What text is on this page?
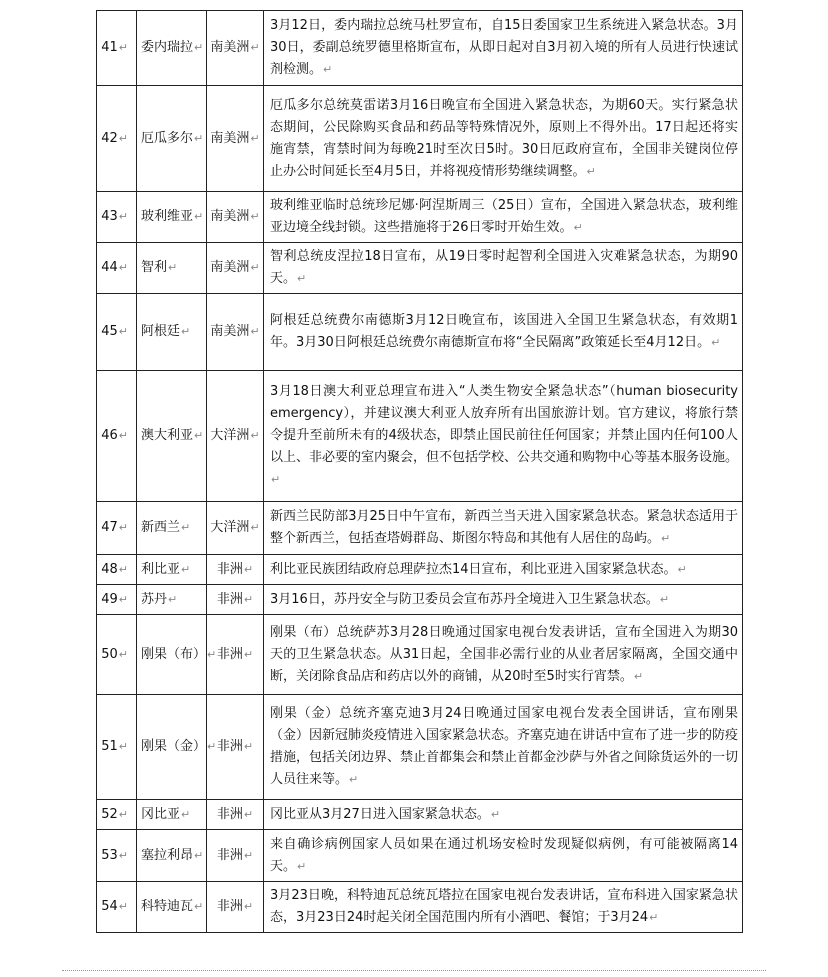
41↵	委内瑞拉↵	南美洲↵	3月12日，委内瑞拉总统马杜罗宣布，自15日委国家卫生系统进入紧急状态。3月30日，委副总统罗德里格斯宣布，从即日起对自3月初入境的所有人员进行快速试剂检测。↵
42↵	厄瓜多尔↵	南美洲↵	厄瓜多尔总统莫雷诺3月16日晚宣布全国进入紧急状态，为期60天。实行紧急状态期间，公民除购买食品和药品等特殊情况外，原则上不得外出。17日起还将实施宵禁，宵禁时间为每晚21时至次日5时。30日厄政府宣布，全国非关键岗位停止办公时间延长至4月5日，并将视疫情形势继续调整。↵
43↵	玻利维亚↵	南美洲↵	玻利维亚临时总统珍尼娜·阿涅斯周三（25日）宣布，全国进入紧急状态，玻利维亚边境全线封锁。这些措施将于26日零时开始生效。↵
44↵	智利↵	南美洲↵	智利总统皮涅拉18日宣布，从19日零时起智利全国进入灾难紧急状态，为期90天。↵
45↵	阿根廷↵	南美洲↵	阿根廷总统费尔南德斯3月12日晚宣布，该国进入全国卫生紧急状态，有效期1年。3月30日阿根廷总统费尔南德斯宣布将“全民隔离”政策延长至4月12日。↵
46↵	澳大利亚↵	大洋洲↵	3月18日澳大利亚总理宣布进入“人类生物安全紧急状态”（human biosecurity emergency），并建议澳大利亚人放弃所有出国旅游计划。官方建议，将旅行禁令提升至前所未有的4级状态，即禁止国民前往任何国家；并禁止国内任何100人以上、非必要的室内聚会，但不包括学校、公共交通和购物中心等基本服务设施。↵
47↵	新西兰↵	大洋洲↵	新西兰民防部3月25日中午宣布，新西兰当天进入国家紧急状态。紧急状态适用于整个新西兰，包括查塔姆群岛、斯图尔特岛和其他有人居住的岛屿。↵
48↵	利比亚↵	非洲↵	利比亚民族团结政府总理萨拉杰14日宣布，利比亚进入国家紧急状态。↵
49↵	苏丹↵	非洲↵	3月16日，苏丹安全与防卫委员会宣布苏丹全境进入卫生紧急状态。↵
50↵	刚果（布）↵	非洲↵	刚果（布）总统萨苏3月28日晚通过国家电视台发表讲话，宣布全国进入为期30天的卫生紧急状态。从31日起，全国非必需行业的从业者居家隔离，全国交通中断，关闭除食品店和药店以外的商铺，从20时至5时实行宵禁。↵
51↵	刚果（金）↵	非洲↵	刚果（金）总统齐塞克迪3月24日晚通过国家电视台发表全国讲话，宣布刚果（金）因新冠肺炎疫情进入国家紧急状态。齐塞克迪在讲话中宣布了进一步的防疫措施，包括关闭边界、禁止首都集会和禁止首都金沙萨与外省之间除货运外的一切人员往来等。↵
52↵	冈比亚↵	非洲↵	冈比亚从3月27日进入国家紧急状态。↵
53↵	塞拉利昂↵	非洲↵	来自确诊病例国家人员如果在通过机场安检时发现疑似病例，有可能被隔离14天。↵
54↵	科特迪瓦↵	非洲↵	3月23日晚，科特迪瓦总统瓦塔拉在国家电视台发表讲话，宣布科进入国家紧急状态，3月23日24时起关闭全国范围内所有小酒吧、餐馆；于3月24↵
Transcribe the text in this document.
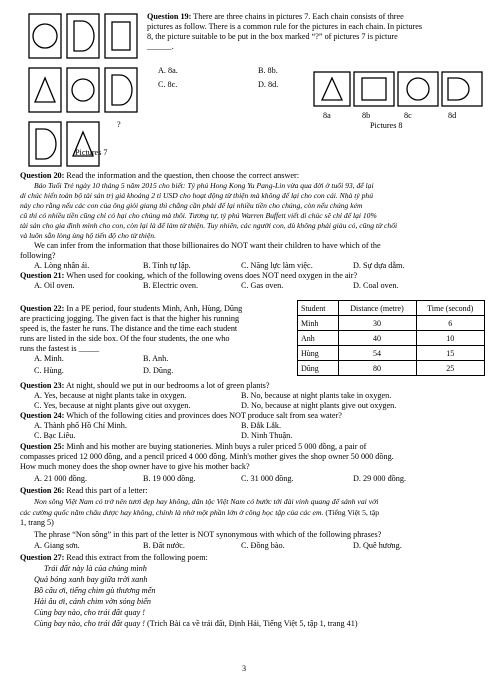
?
Pictures 7
Question 19: There are three chains in pictures 7. Each chain consists of three
pictures as follow. There is a common rule for the pictures in each chain. In pictures
8, the picture suitable to be put in the box marked “?” of pictures 7 is picture
______.
A. 8a.	B. 8b.
C. 8c.	D. 8d.
8a	8b	8c	8d
Pictures 8
Question 20: Read the information and the question, then choose the correct answer:
Báo Tuổi Trẻ ngày 10 tháng 5 năm 2015 cho biết: Tỷ phú Hong Kong Yu Pang-Lin vừa qua đời ở tuổi 93, để lại
di chúc hiến toàn bộ tài sản trị giá khoảng 2 tỉ USD cho hoạt động từ thiện mà không để lại cho con cái. Nhà tỷ phú
này cho rằng nếu các con của ông giỏi giang thì chẳng cần phải để lại nhiều tiền cho chúng, còn nếu chúng kém
cũ thì có nhiều tiền cũng chỉ có hại cho chúng mà thôi. Tương tự, tỷ phú Warren Buffett viết di chúc sẽ chỉ để lại 10%
tài sản cho gia đình mình cho con, còn lại là để làm từ thiện. Tuy nhiên, các người con, dù không phải giàu có, cũng từ chối
và luôn sẵn lòng ủng hộ tiến độ cho từ thiện.
We can infer from the information that those billionaires do NOT want their children to have which of the
following?
A. Lòng nhân ái.	B. Tính tự lập.	C. Năng lực làm việc.	D. Sự dựa dẫm.
Question 21: When used for cooking, which of the following ovens does NOT need oxygen in the air?
A. Oil oven.	B. Electric oven.	C. Gas oven.	D. Coal oven.
Question 22: In a PE period, four students Minh, Anh, Hùng, Dũng
are practicing jogging. The given fact is that the higher his running
speed is, the faster he runs. The distance and the time each student
runs are listed in the side box. Of the four students, the one who
runs the fastest is _____
A. Minh.	B. Anh.
C. Hùng.	D. Dũng.
Student	Distance (metre)	Time (second)
Minh	30	6
Anh	40	10
Hùng	54	15
Dũng	80	25
Question 23: At night, should we put in our bedrooms a lot of green plants?
A. Yes, because at night plants take in oxygen.	B. No, because at night plants take in oxygen.
C. Yes, because at night plants give out oxygen.	D. No, because at night plants give out oxygen.
Question 24: Which of the following cities and provinces does NOT produce salt from sea water?
A. Thành phố Hồ Chí Minh.	B. Đắk Lắk.
C. Bạc Liêu.	D. Ninh Thuận.
Question 25: Minh and his mother are buying stationeries. Minh buys a ruler priced 5 000 đồng, a pair of
compasses priced 12 000 đồng, and a pencil priced 4 000 đồng. Minh's mother gives the shop owner 50 000 đồng.
How much money does the shop owner have to give his mother back?
A. 21 000 đồng.	B. 19 000 đồng.	C. 31 000 đồng.	D. 29 000 đồng.
Question 26: Read this part of a letter:
Non sông Việt Nam có trở nên tươi đẹp hay không, dân tộc Việt Nam có bước tới đài vinh quang để sánh vai với
các cường quốc năm châu được hay không, chính là nhờ một phần lớn ở công học tập của các em. (Tiếng Việt 5, tập
1, trang 5)
The phrase “Non sông” in this part of the letter is NOT synonymous with which of the following phrases?
A. Giang sơn.	B. Đất nước.	C. Đồng bào.	D. Quê hương.
Question 27: Read this extract from the following poem:
Trái đất này là của chúng mình
Quả bóng xanh bay giữa trời xanh
Bồ câu ơi, tiếng chim gù thương mến
Hải âu ơi, cánh chim vờn sóng biển
Cùng bay nào, cho trái đất quay !
Cùng bay nào, cho trái đất quay ! (Trich Bài ca về trái đất, Định Hải, Tiếng Việt 5, tập 1, trang 41)
3
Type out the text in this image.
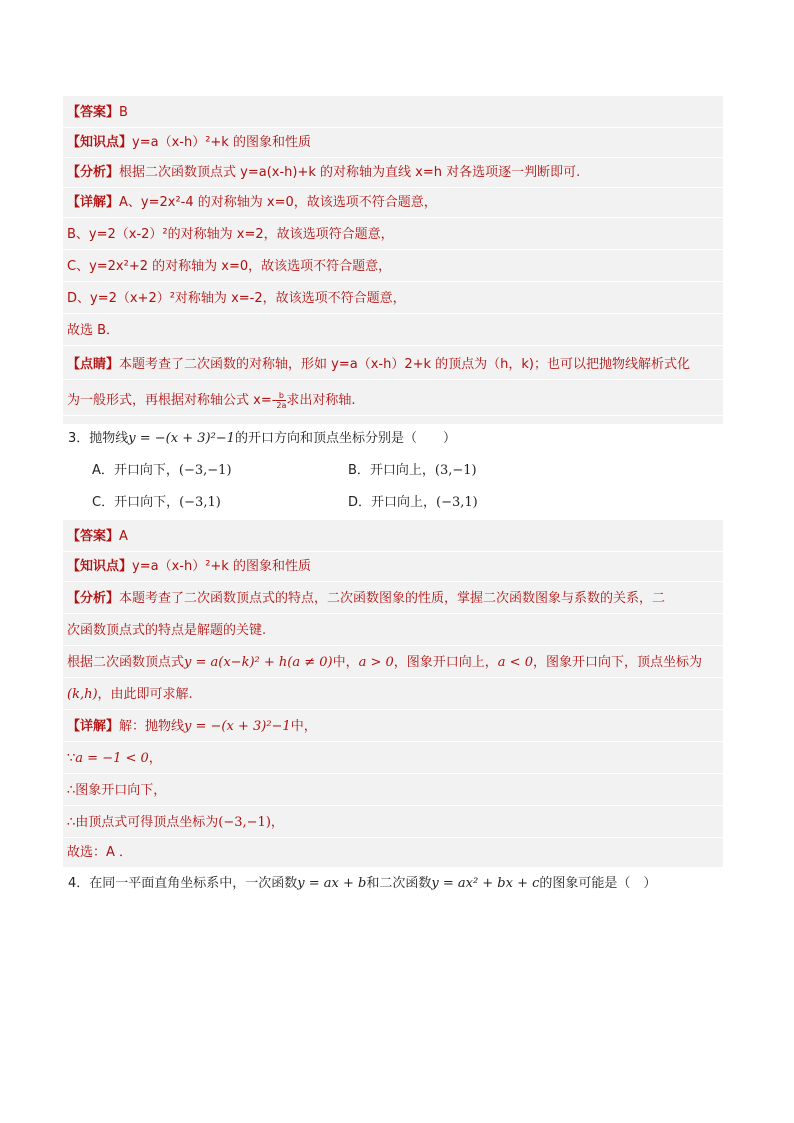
【答案】B
【知识点】y=a（x-h）²+k 的图象和性质
【分析】根据二次函数顶点式 y=a(x-h)+k 的对称轴为直线 x=h 对各选项逐一判断即可.
【详解】A、y=2x²-4 的对称轴为 x=0，故该选项不符合题意，
B、y=2（x-2）²的对称轴为 x=2，故该选项符合题意，
C、y=2x²+2 的对称轴为 x=0，故该选项不符合题意，
D、y=2（x+2）²对称轴为 x=-2，故该选项不符合题意，
故选 B．
【点睛】本题考查了二次函数的对称轴，形如 y=a（x-h）2+k 的顶点为（h，k)；也可以把抛物线解析式化
为一般形式，再根据对称轴公式 $x=- \frac{b}{2a}$ 求出对称轴.
3．抛物线y = −(x + 3)²−1的开口方向和顶点坐标分别是（　　）
A．开口向下，(−3,−1)	B．开口向上，(3,−1)
C．开口向下，(−3,1)	D．开口向上，(−3,1)
【答案】A
【知识点】y=a（x-h）²+k 的图象和性质
【分析】本题考查了二次函数顶点式的特点，二次函数图象的性质，掌握二次函数图象与系数的关系，二
次函数顶点式的特点是解题的关键.
根据二次函数顶点式y = a(x−k)² + h(a ≠ 0)中，a > 0，图象开口向上，a < 0，图象开口向下，顶点坐标为
(k,h)，由此即可求解.
【详解】解：抛物线y = −(x + 3)²−1中，
∵a = −1 < 0，
∴图象开口向下，
∴由顶点式可得顶点坐标为(−3,−1)，
故选：A ．
4．在同一平面直角坐标系中，一次函数y = ax + b和二次函数y = ax² + bx + c的图象可能是（　）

Task objective
Identify every line above that includes the word "part", and show those lines.

Solution for this exercise
Question 26: Read this part of a letter:
The phrase “Non sông” in this part of the letter is NOT synonymous with which of the following phrases?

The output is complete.